Task brief – Retype all of the listing exactly, passing over any picture you find.

Dataset items
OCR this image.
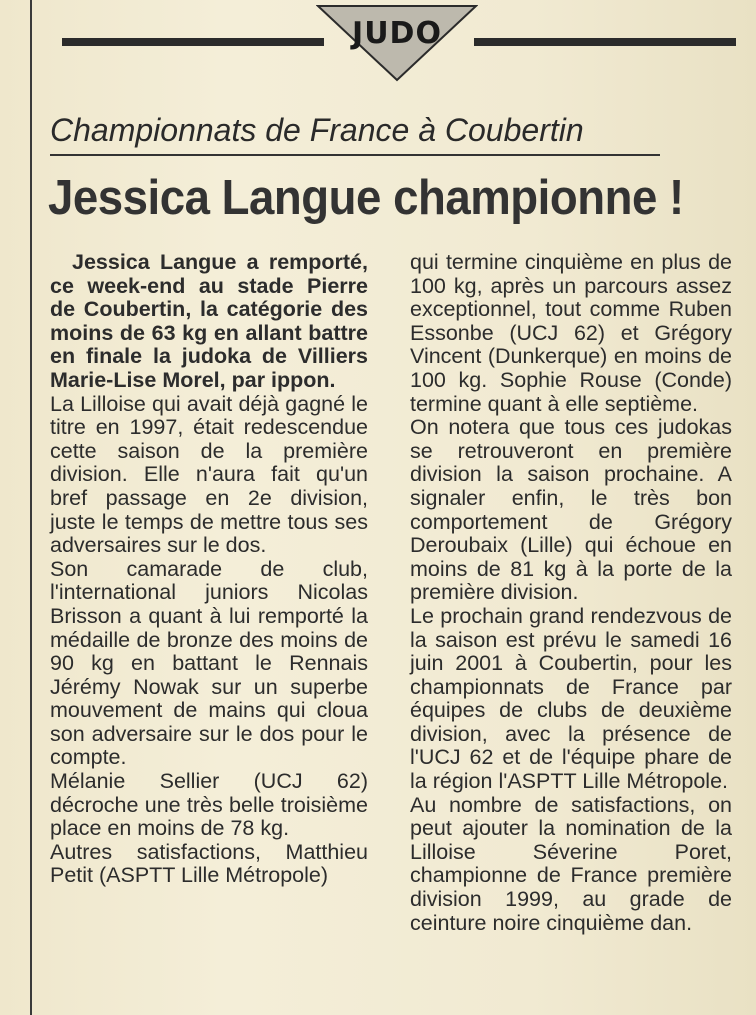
JUDO
Championnats de France à Coubertin
Jessica Langue championne !

Jessica Langue a remporté, ce week-end au stade Pierre de Coubertin, la catégorie des moins de 63 kg en allant battre en finale la judoka de Villiers Marie-Lise Morel, par ippon.

La Lilloise qui avait déjà gagné le titre en 1997, était redescendue cette saison de la première division. Elle n'aura fait qu'un bref passage en 2e division, juste le temps de mettre tous ses adversaires sur le dos.

Son camarade de club, l'international juniors Nicolas Brisson a quant à lui remporté la médaille de bronze des moins de 90 kg en battant le Rennais Jérémy Nowak sur un superbe mouvement de mains qui cloua son adversaire sur le dos pour le compte.

Mélanie Sellier (UCJ 62) décroche une très belle troisième place en moins de 78 kg.

Autres satisfactions, Matthieu Petit (ASPTT Lille Métropole)

qui termine cinquième en plus de 100 kg, après un parcours assez exceptionnel, tout comme Ruben Essonbe (UCJ 62) et Grégory Vincent (Dunkerque) en moins de 100 kg. Sophie Rouse (Conde) termine quant à elle septième.

On notera que tous ces judokas se retrouveront en première division la saison prochaine. A signaler enfin, le très bon comportement de Grégory Deroubaix (Lille) qui échoue en moins de 81 kg à la porte de la première division.

Le prochain grand rendezvous de la saison est prévu le samedi 16 juin 2001 à Coubertin, pour les championnats de France par équipes de clubs de deuxième division, avec la présence de l'UCJ 62 et de l'équipe phare de la région l'ASPTT Lille Métropole.

Au nombre de satisfactions, on peut ajouter la nomination de la Lilloise Séverine Poret, championne de France première division 1999, au grade de ceinture noire cinquième dan.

Final result –
OCR this image.
JUDO
Championnats de France à Coubertin
Jessica Langue championne !

Jessica Langue a remporté, ce week-end au stade Pierre de Coubertin, la catégorie des moins de 63 kg en allant battre en finale la judoka de Villiers Marie-Lise Morel, par ippon.

La Lilloise qui avait déjà gagné le titre en 1997, était redescendue cette saison de la première division. Elle n'aura fait qu'un bref passage en 2e division, juste le temps de mettre tous ses adversaires sur le dos.

Son camarade de club, l'international juniors Nicolas Brisson a quant à lui remporté la médaille de bronze des moins de 90 kg en battant le Rennais Jérémy Nowak sur un superbe mouvement de mains qui cloua son adversaire sur le dos pour le compte.

Mélanie Sellier (UCJ 62) décroche une très belle troisième place en moins de 78 kg.

Autres satisfactions, Matthieu Petit (ASPTT Lille Métropole)

qui termine cinquième en plus de 100 kg, après un parcours assez exceptionnel, tout comme Ruben Essonbe (UCJ 62) et Grégory Vincent (Dunkerque) en moins de 100 kg. Sophie Rouse (Conde) termine quant à elle septième.

On notera que tous ces judokas se retrouveront en première division la saison prochaine. A signaler enfin, le très bon comportement de Grégory Deroubaix (Lille) qui échoue en moins de 81 kg à la porte de la première division.

Le prochain grand rendezvous de la saison est prévu le samedi 16 juin 2001 à Coubertin, pour les championnats de France par équipes de clubs de deuxième division, avec la présence de l'UCJ 62 et de l'équipe phare de la région l'ASPTT Lille Métropole.

Au nombre de satisfactions, on peut ajouter la nomination de la Lilloise Séverine Poret, championne de France première division 1999, au grade de ceinture noire cinquième dan.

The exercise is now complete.